[Start of Extracted information]
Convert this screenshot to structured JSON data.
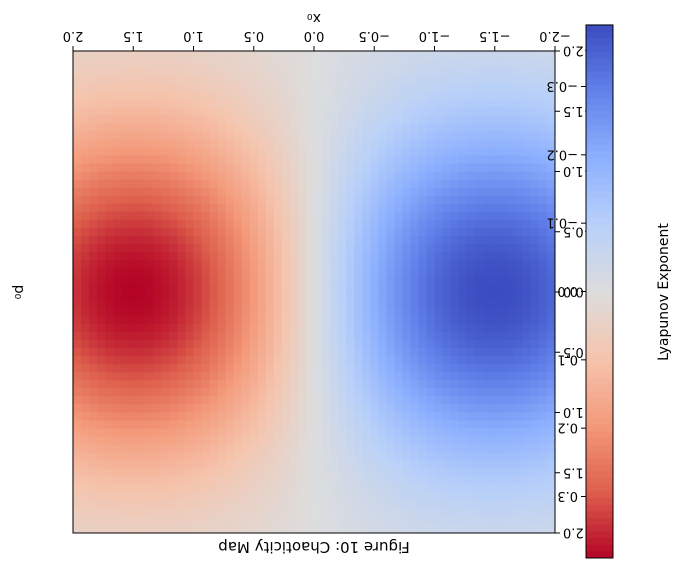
{
  "chart_data": {
    "type": "heatmap",
    "title": "Figure 10: Chaoticity Map",
    "xlabel": "x₀",
    "ylabel": "p₀",
    "xlim": [
      -2.0,
      2.0
    ],
    "ylim": [
      -2.0,
      2.0
    ],
    "x_ticks": [
      "−2.0",
      "−1.5",
      "−1.0",
      "−0.5",
      "0.0",
      "0.5",
      "1.0",
      "1.5",
      "2.0"
    ],
    "y_ticks": [
      "−2.0",
      "−1.5",
      "−1.0",
      "−0.5",
      "0.0",
      "0.5",
      "1.0",
      "1.5",
      "2.0"
    ],
    "colorbar": {
      "label": "Lyapunov Exponent",
      "colormap": "coolwarm",
      "vmin": -0.39,
      "vmax": 0.39,
      "ticks": [
        "−0.3",
        "−0.2",
        "−0.1",
        "0.0",
        "0.1",
        "0.2",
        "0.3"
      ]
    },
    "field": {
      "formula": "0.39 * sin(x0 * pi/3) * exp(-p0^2 / 2)",
      "note_peaks": [
        {
          "x0": 1.5,
          "p0": 0.0,
          "value": 0.39
        },
        {
          "x0": -1.5,
          "p0": 0.0,
          "value": -0.39
        }
      ]
    },
    "grid": false,
    "orientation": "rendered upside down (rotated 180 degrees)"
  },
  "colors": {
    "cmap_low": "#3b4cc0",
    "cmap_mid": "#dddddd",
    "cmap_high": "#b40426"
  }
}
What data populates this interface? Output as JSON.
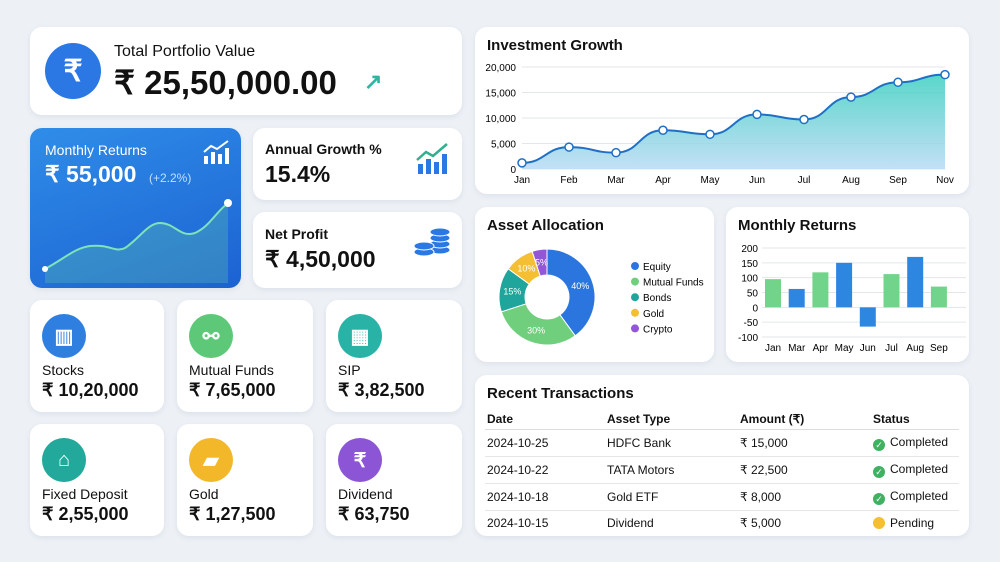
{
  "portfolio": {
    "title": "Total Portfolio Value",
    "value": "₹ 25,50,000.00",
    "icon": "rupee-icon",
    "trend_icon": "arrow-up-right-icon"
  },
  "monthly_card": {
    "title": "Monthly Returns",
    "value": "₹ 55,000",
    "change": "(+2.2%)",
    "icon": "bar-chart-up-icon"
  },
  "annual": {
    "title": "Annual Growth %",
    "value": "15.4%",
    "icon": "growth-chart-icon"
  },
  "net_profit": {
    "title": "Net Profit",
    "value": "₹ 4,50,000",
    "icon": "coins-icon"
  },
  "assets": [
    {
      "label": "Stocks",
      "value": "₹ 10,20,000",
      "icon": "chart-icon",
      "color": "#2f7fe0"
    },
    {
      "label": "Mutual Funds",
      "value": "₹ 7,65,000",
      "icon": "share-icon",
      "color": "#5dc878"
    },
    {
      "label": "SIP",
      "value": "₹ 3,82,500",
      "icon": "calendar-icon",
      "color": "#28b3a6"
    },
    {
      "label": "Fixed Deposit",
      "value": "₹ 2,55,000",
      "icon": "bank-icon",
      "color": "#23a99c"
    },
    {
      "label": "Gold",
      "value": "₹ 1,27,500",
      "icon": "gold-bars-icon",
      "color": "#f2b82a"
    },
    {
      "label": "Dividend",
      "value": "₹ 63,750",
      "icon": "rupee-icon",
      "color": "#8c55d6"
    }
  ],
  "chart_data": [
    {
      "type": "area",
      "title": "Investment Growth",
      "categories": [
        "Jan",
        "Feb",
        "Mar",
        "Apr",
        "May",
        "Jun",
        "Jul",
        "Aug",
        "Sep",
        "Nov"
      ],
      "values": [
        1200,
        4300,
        3200,
        7600,
        6800,
        10700,
        9700,
        14100,
        17000,
        18500
      ],
      "ylim": [
        0,
        20000
      ],
      "yticks": [
        "0",
        "5,000",
        "10,000",
        "15,000",
        "20,000"
      ],
      "grid": true
    },
    {
      "type": "pie",
      "title": "Asset Allocation",
      "categories": [
        "Equity",
        "Mutual Funds",
        "Bonds",
        "Gold",
        "Crypto"
      ],
      "values": [
        40,
        30,
        15,
        10,
        5
      ],
      "labels": [
        "40%",
        "30%",
        "15%",
        "10%",
        "5%"
      ],
      "colors": [
        "#2b76de",
        "#6fcf7c",
        "#1fa59b",
        "#f4bf32",
        "#9356d8"
      ],
      "legend": "right"
    },
    {
      "type": "bar",
      "title": "Monthly Returns",
      "categories": [
        "Jan",
        "Mar",
        "Apr",
        "May",
        "Jun",
        "Jul",
        "Aug",
        "Sep"
      ],
      "values": [
        95,
        62,
        118,
        150,
        -65,
        112,
        170,
        70
      ],
      "colors": [
        "#72d48a",
        "#2d86e0",
        "#72d48a",
        "#2d86e0",
        "#2d86e0",
        "#72d48a",
        "#2d86e0",
        "#72d48a"
      ],
      "ylim": [
        -100,
        200
      ],
      "yticks": [
        "200",
        "150",
        "100",
        "50",
        "0",
        "-50",
        "-100"
      ],
      "grid": true
    }
  ],
  "transactions": {
    "title": "Recent Transactions",
    "headers": [
      "Date",
      "Asset Type",
      "Amount (₹)",
      "Status"
    ],
    "rows": [
      {
        "date": "2024-10-25",
        "asset": "HDFC Bank",
        "amount": "₹ 15,000",
        "status": "Completed"
      },
      {
        "date": "2024-10-22",
        "asset": "TATA Motors",
        "amount": "₹ 22,500",
        "status": "Completed"
      },
      {
        "date": "2024-10-18",
        "asset": "Gold ETF",
        "amount": "₹ 8,000",
        "status": "Completed"
      },
      {
        "date": "2024-10-15",
        "asset": "Dividend",
        "amount": "₹ 5,000",
        "status": "Pending"
      }
    ]
  }
}
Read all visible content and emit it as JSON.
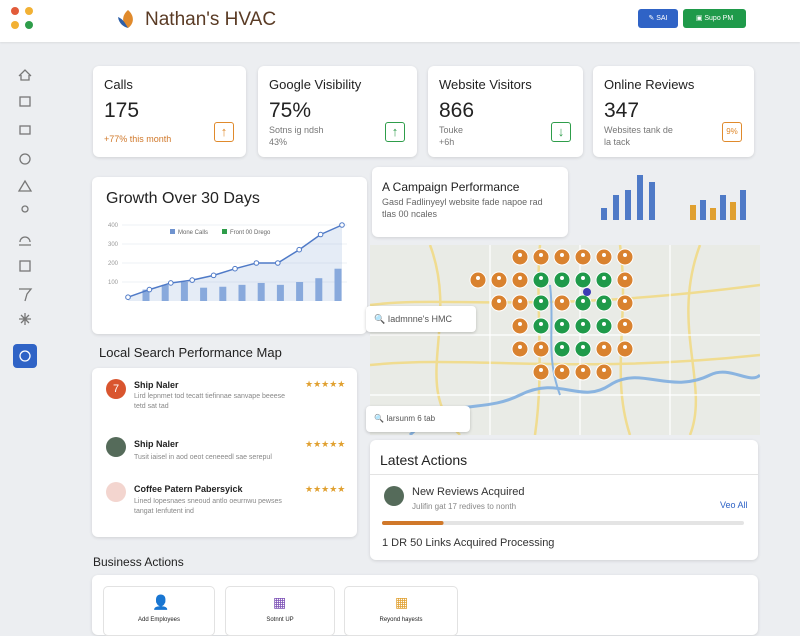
[End of Extracted information]
Goal of the exercise:
Copy each line of the records above that carries the word "title".

Final result:
    "title": "Figure 10: Chaoticity Map",
    "title": "Total Portfolio Value",
    "title": "Monthly Returns",
    "title": "Annual Growth %",
    "title": "Net Profit",
      "title": "Investment Growth",
      "title": "Asset Allocation",
      "title": "Monthly Returns",
    "title": "Recent Transactions",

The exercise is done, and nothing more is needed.